start Page extract

I turn to the issue of consumers in Ireland, who were sold bad products and bad services at high prices by the banks. We may ask what these products were. In the case of ordinary consumers, the especially bad products were mortgages of 100%, 110% and 120%. Were there people in the banking industry who said that this was not a wise thing? The answer is "Yes". Was there any attempt by the Central Bank or the regulator to rein in these practices? No, there was not. The then Governor of the Central Bank and the Central Bank Quarterly made a few references to this practice being unwise. However, the system that Fianna Fáil encouraged allowed banks to pursue a crazy business model that forced the trajectory of bank profit growth into an unreal position. There were banks that were routinely increasing profits by more than 10% a year. In the long run, that is not sustainable. If a bank seems to be making too much money, the reason is that it is not on a sustainable growth path. If a bank is in that position, it must find some other way of making money because one cannot make money in the way that Anglo Irish or Irish Nationwide, and, latterly, Allied Irish Banks, claimed they were making. It was unsustainable. Products and services that were badly and poorly described were being sold to consumers, both businesses and, in particular, mortgage-holders. The result is that we now have a generation of young family householders in their 30s and 40s tied to mortgages of €400,000 and upwards which they do not have the income to sustain and which will last, in many cases, for up to 40 years.

There is no sign or mention of a resolution trust solution in this Bill for those people. It does not even feature. What is the purpose of the Bill? There is much mention of prudential regulation, concerning which the ECB stated that it is not satisfied this Bill provides for sufficient and clear independence in regard to the institution. The ECB's comments were broadly favourable because the Bill does not amount to much and what is involved is a matter of shifting the chairs on the ship. However, the regulator is still there and so is the Governor of the Central Bank. The only difference is that there is now a more direct, formal legal relationship tied to one institution whereas before there were two institutions intimately linked to each other but not as formally tied as they are now. That is the only change in the architecture.

What about the consumer? We must remember that consumers of bank products are not only individuals with bank accounts. They are, in particular, small and medium-sized Irish businesses that do not deal with international banks, but bank and deposit funds in Ireland. The Minister for Finance has shafted consumers in this legislation. He has done this because there is no requirement in the legislation for a description of bank products. There is nothing specific in the legislation, for example, in respect of the bad, poorly described and over-sold products that were the core part of the failure of the business model of banks in Ireland.

end Page extract
start Items

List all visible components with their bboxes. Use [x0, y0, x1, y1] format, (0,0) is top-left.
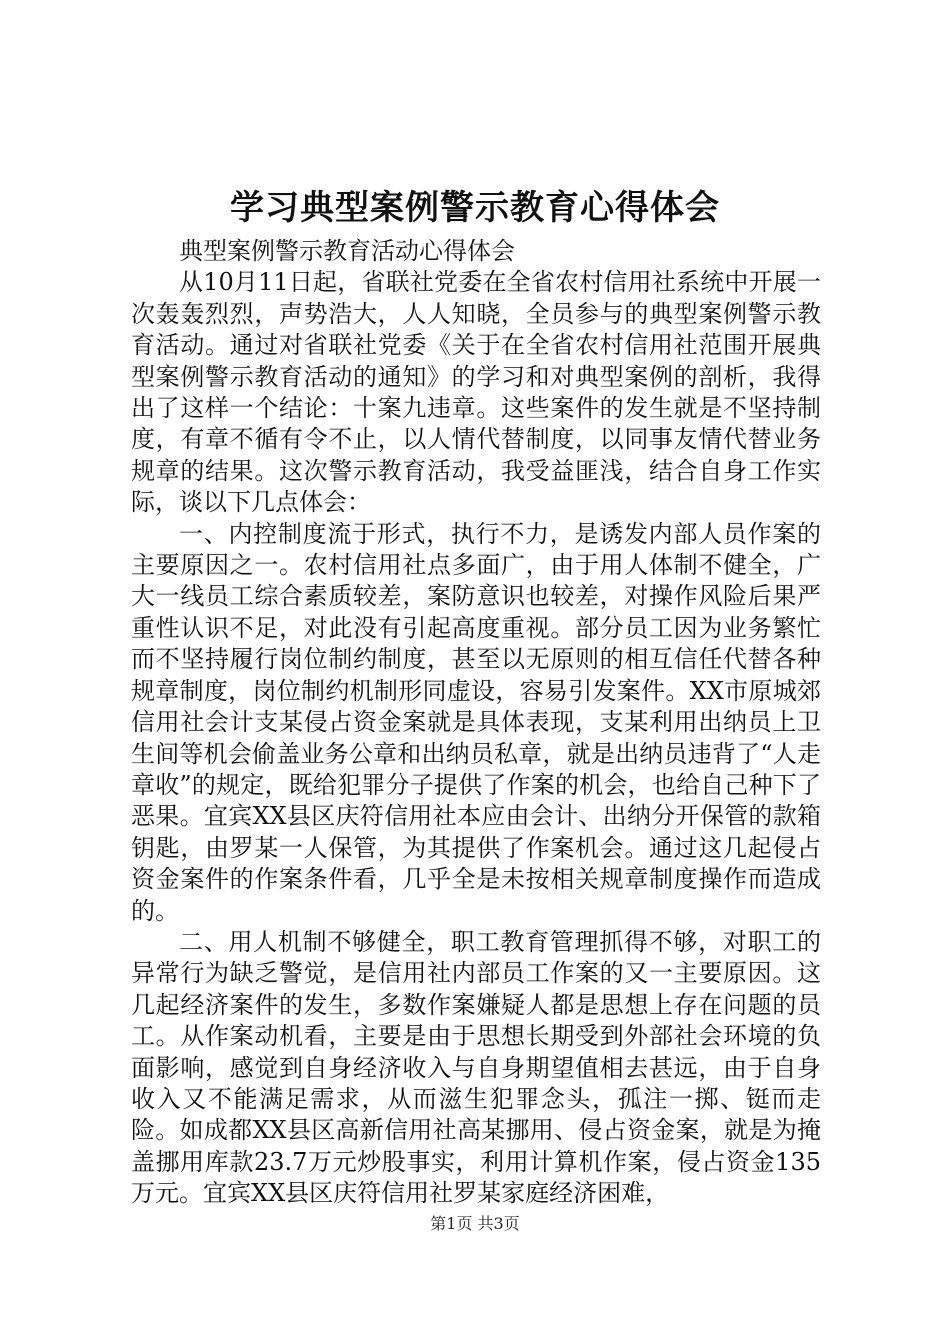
subtitle-paragraph: 典型案例警示教育活动心得体会: [179, 237, 515, 265]
page-footer: 第1页 共3页: [430, 1214, 520, 1233]
document-body: [131, 236, 821, 1210]
document-title: 学习典型案例警示教育心得体会: [230, 188, 720, 228]
intro-paragraph: 从10月11日起，省联社党委在全省农村信用社系统中开展一次轰轰烈烈，声势浩大，人人知晓，全员参与的典型案例警示教育活动。通过对省联社党委《关于在全省农村信用社范围开展典型案例警示教育活动的通知》的学习和对典型案例的剖析，我得出了这样一个结论：十案九违章。这些案件的发生就是不坚持制度，有章不循有令不止，以人情代替制度，以同事友情代替业务规章的结果。这次警示教育活动，我受益匪浅，结合自身工作实际，谈以下几点体会：: [131, 268, 821, 517]
point-one-paragraph: 一、内控制度流于形式，执行不力，是诱发内部人员作案的主要原因之一。农村信用社点多面广，由于用人体制不健全，广大一线员工综合素质较差，案防意识也较差，对操作风险后果严重性认识不足，对此没有引起高度重视。部分员工因为业务繁忙而不坚持履行岗位制约制度，甚至以无原则的相互信任代替各种规章制度，岗位制约机制形同虚设，容易引发案件。XX市原城郊信用社会计支某侵占资金案就是具体表现，支某利用出纳员上卫生间等机会偷盖业务公章和出纳员私章，就是出纳员违背了“人走章收”的规定，既给犯罪分子提供了作案的机会，也给自己种下了恶果。宜宾XX县区庆符信用社本应由会计、出纳分开保管的款箱钥匙，由罗某一人保管，为其提供了作案机会。通过这几起侵占资金案件的作案条件看，几乎全是未按相关规章制度操作而造成的。: [131, 519, 821, 925]
point-two-paragraph: 二、用人机制不够健全，职工教育管理抓得不够，对职工的异常行为缺乏警觉，是信用社内部员工作案的又一主要原因。这几起经济案件的发生，多数作案嫌疑人都是思想上存在问题的员工。从作案动机看，主要是由于思想长期受到外部社会环境的负面影响，感觉到自身经济收入与自身期望值相去甚远，由于自身收入又不能满足需求，从而滋生犯罪念头，孤注一掷、铤而走险。如成都XX县区高新信用社高某挪用、侵占资金案，就是为掩盖挪用库款23.7万元炒股事实，利用计算机作案，侵占资金135万元。宜宾XX县区庆符信用社罗某家庭经济困难，: [131, 927, 821, 1208]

end Items

What is asked: In the excerpt on Irish bank consumers, what were the especially bad products sold to ordinary consumers? Work only from the excerpt on Irish bank consumers.

Result for this exercise: Mortgages of 100%, 110% and 120%.